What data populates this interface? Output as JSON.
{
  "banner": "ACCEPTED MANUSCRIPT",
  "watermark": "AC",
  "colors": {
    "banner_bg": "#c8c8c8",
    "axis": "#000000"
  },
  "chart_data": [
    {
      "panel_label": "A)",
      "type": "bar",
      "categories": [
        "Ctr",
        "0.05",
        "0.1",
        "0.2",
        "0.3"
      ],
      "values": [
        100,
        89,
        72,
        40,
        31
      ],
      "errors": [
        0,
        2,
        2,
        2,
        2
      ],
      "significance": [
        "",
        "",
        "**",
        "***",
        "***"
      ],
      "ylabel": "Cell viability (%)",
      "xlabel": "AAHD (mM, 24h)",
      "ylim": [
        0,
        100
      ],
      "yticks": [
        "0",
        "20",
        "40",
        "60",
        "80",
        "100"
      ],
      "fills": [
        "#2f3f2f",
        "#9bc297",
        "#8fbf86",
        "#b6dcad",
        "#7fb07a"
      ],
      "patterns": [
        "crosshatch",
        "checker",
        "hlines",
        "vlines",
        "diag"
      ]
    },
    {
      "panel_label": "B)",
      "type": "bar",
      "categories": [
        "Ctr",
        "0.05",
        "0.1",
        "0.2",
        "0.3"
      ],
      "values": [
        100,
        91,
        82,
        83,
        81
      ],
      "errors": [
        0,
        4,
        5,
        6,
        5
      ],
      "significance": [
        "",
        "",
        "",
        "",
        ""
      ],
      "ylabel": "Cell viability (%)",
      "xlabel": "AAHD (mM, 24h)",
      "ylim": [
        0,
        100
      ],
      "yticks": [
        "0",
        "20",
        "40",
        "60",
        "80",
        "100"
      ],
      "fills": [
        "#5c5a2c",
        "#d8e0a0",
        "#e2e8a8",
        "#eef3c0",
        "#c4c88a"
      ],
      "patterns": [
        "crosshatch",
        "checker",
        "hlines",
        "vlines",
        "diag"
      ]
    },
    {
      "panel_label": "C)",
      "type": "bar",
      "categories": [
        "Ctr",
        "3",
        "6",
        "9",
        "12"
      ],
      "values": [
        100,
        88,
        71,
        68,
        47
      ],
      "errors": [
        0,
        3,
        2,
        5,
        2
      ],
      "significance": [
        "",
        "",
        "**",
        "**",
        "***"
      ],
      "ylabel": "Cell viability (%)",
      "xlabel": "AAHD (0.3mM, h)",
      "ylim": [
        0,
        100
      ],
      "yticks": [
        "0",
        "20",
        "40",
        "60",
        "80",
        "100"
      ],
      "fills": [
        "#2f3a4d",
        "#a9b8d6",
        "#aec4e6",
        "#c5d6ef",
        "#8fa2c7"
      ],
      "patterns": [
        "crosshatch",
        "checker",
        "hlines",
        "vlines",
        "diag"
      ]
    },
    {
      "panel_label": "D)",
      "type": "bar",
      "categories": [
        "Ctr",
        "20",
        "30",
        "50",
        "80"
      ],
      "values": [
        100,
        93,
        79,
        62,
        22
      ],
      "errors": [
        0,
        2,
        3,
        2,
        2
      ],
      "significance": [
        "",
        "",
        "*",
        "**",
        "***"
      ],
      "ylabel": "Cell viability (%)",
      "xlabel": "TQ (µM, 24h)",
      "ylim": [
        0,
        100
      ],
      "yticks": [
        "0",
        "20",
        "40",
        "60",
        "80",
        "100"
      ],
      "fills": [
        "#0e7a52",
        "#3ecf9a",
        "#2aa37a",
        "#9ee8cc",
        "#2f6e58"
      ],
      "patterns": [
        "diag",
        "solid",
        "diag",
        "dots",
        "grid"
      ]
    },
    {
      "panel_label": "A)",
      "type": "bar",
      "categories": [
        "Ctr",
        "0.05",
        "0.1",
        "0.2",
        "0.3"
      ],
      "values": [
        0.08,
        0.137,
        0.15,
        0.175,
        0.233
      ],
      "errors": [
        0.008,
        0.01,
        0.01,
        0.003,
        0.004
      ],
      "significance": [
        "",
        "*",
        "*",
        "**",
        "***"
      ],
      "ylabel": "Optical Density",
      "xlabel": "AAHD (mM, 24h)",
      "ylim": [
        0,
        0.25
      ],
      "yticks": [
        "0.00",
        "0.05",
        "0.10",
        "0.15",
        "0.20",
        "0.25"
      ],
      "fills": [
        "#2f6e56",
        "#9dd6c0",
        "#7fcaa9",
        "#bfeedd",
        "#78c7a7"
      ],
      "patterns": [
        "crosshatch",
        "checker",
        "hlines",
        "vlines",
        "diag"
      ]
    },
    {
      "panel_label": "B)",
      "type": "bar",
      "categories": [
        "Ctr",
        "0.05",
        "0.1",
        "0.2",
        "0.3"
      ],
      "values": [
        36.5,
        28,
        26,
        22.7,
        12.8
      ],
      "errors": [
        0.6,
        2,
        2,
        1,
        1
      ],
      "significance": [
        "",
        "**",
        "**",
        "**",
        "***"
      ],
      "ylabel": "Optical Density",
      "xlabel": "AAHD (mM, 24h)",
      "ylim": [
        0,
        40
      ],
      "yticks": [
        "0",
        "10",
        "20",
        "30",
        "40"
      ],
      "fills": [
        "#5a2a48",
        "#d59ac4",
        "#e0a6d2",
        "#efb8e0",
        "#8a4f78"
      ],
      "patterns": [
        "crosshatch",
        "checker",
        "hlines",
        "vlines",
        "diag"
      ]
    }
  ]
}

# # # #

- _PROBLEM DETAILS_: Write the material out exactly, with nothing left out.

- _CORRECT RESULT_:
What data populates this interface? Output as JSON.
{
  "banner": "ACCEPTED MANUSCRIPT",
  "watermark": "AC",
  "colors": {
    "banner_bg": "#c8c8c8",
    "axis": "#000000"
  },
  "chart_data": [
    {
      "panel_label": "A)",
      "type": "bar",
      "categories": [
        "Ctr",
        "0.05",
        "0.1",
        "0.2",
        "0.3"
      ],
      "values": [
        100,
        89,
        72,
        40,
        31
      ],
      "errors": [
        0,
        2,
        2,
        2,
        2
      ],
      "significance": [
        "",
        "",
        "**",
        "***",
        "***"
      ],
      "ylabel": "Cell viability (%)",
      "xlabel": "AAHD (mM, 24h)",
      "ylim": [
        0,
        100
      ],
      "yticks": [
        "0",
        "20",
        "40",
        "60",
        "80",
        "100"
      ],
      "fills": [
        "#2f3f2f",
        "#9bc297",
        "#8fbf86",
        "#b6dcad",
        "#7fb07a"
      ],
      "patterns": [
        "crosshatch",
        "checker",
        "hlines",
        "vlines",
        "diag"
      ]
    },
    {
      "panel_label": "B)",
      "type": "bar",
      "categories": [
        "Ctr",
        "0.05",
        "0.1",
        "0.2",
        "0.3"
      ],
      "values": [
        100,
        91,
        82,
        83,
        81
      ],
      "errors": [
        0,
        4,
        5,
        6,
        5
      ],
      "significance": [
        "",
        "",
        "",
        "",
        ""
      ],
      "ylabel": "Cell viability (%)",
      "xlabel": "AAHD (mM, 24h)",
      "ylim": [
        0,
        100
      ],
      "yticks": [
        "0",
        "20",
        "40",
        "60",
        "80",
        "100"
      ],
      "fills": [
        "#5c5a2c",
        "#d8e0a0",
        "#e2e8a8",
        "#eef3c0",
        "#c4c88a"
      ],
      "patterns": [
        "crosshatch",
        "checker",
        "hlines",
        "vlines",
        "diag"
      ]
    },
    {
      "panel_label": "C)",
      "type": "bar",
      "categories": [
        "Ctr",
        "3",
        "6",
        "9",
        "12"
      ],
      "values": [
        100,
        88,
        71,
        68,
        47
      ],
      "errors": [
        0,
        3,
        2,
        5,
        2
      ],
      "significance": [
        "",
        "",
        "**",
        "**",
        "***"
      ],
      "ylabel": "Cell viability (%)",
      "xlabel": "AAHD (0.3mM, h)",
      "ylim": [
        0,
        100
      ],
      "yticks": [
        "0",
        "20",
        "40",
        "60",
        "80",
        "100"
      ],
      "fills": [
        "#2f3a4d",
        "#a9b8d6",
        "#aec4e6",
        "#c5d6ef",
        "#8fa2c7"
      ],
      "patterns": [
        "crosshatch",
        "checker",
        "hlines",
        "vlines",
        "diag"
      ]
    },
    {
      "panel_label": "D)",
      "type": "bar",
      "categories": [
        "Ctr",
        "20",
        "30",
        "50",
        "80"
      ],
      "values": [
        100,
        93,
        79,
        62,
        22
      ],
      "errors": [
        0,
        2,
        3,
        2,
        2
      ],
      "significance": [
        "",
        "",
        "*",
        "**",
        "***"
      ],
      "ylabel": "Cell viability (%)",
      "xlabel": "TQ (µM, 24h)",
      "ylim": [
        0,
        100
      ],
      "yticks": [
        "0",
        "20",
        "40",
        "60",
        "80",
        "100"
      ],
      "fills": [
        "#0e7a52",
        "#3ecf9a",
        "#2aa37a",
        "#9ee8cc",
        "#2f6e58"
      ],
      "patterns": [
        "diag",
        "solid",
        "diag",
        "dots",
        "grid"
      ]
    },
    {
      "panel_label": "A)",
      "type": "bar",
      "categories": [
        "Ctr",
        "0.05",
        "0.1",
        "0.2",
        "0.3"
      ],
      "values": [
        0.08,
        0.137,
        0.15,
        0.175,
        0.233
      ],
      "errors": [
        0.008,
        0.01,
        0.01,
        0.003,
        0.004
      ],
      "significance": [
        "",
        "*",
        "*",
        "**",
        "***"
      ],
      "ylabel": "Optical Density",
      "xlabel": "AAHD (mM, 24h)",
      "ylim": [
        0,
        0.25
      ],
      "yticks": [
        "0.00",
        "0.05",
        "0.10",
        "0.15",
        "0.20",
        "0.25"
      ],
      "fills": [
        "#2f6e56",
        "#9dd6c0",
        "#7fcaa9",
        "#bfeedd",
        "#78c7a7"
      ],
      "patterns": [
        "crosshatch",
        "checker",
        "hlines",
        "vlines",
        "diag"
      ]
    },
    {
      "panel_label": "B)",
      "type": "bar",
      "categories": [
        "Ctr",
        "0.05",
        "0.1",
        "0.2",
        "0.3"
      ],
      "values": [
        36.5,
        28,
        26,
        22.7,
        12.8
      ],
      "errors": [
        0.6,
        2,
        2,
        1,
        1
      ],
      "significance": [
        "",
        "**",
        "**",
        "**",
        "***"
      ],
      "ylabel": "Optical Density",
      "xlabel": "AAHD (mM, 24h)",
      "ylim": [
        0,
        40
      ],
      "yticks": [
        "0",
        "10",
        "20",
        "30",
        "40"
      ],
      "fills": [
        "#5a2a48",
        "#d59ac4",
        "#e0a6d2",
        "#efb8e0",
        "#8a4f78"
      ],
      "patterns": [
        "crosshatch",
        "checker",
        "hlines",
        "vlines",
        "diag"
      ]
    }
  ]
}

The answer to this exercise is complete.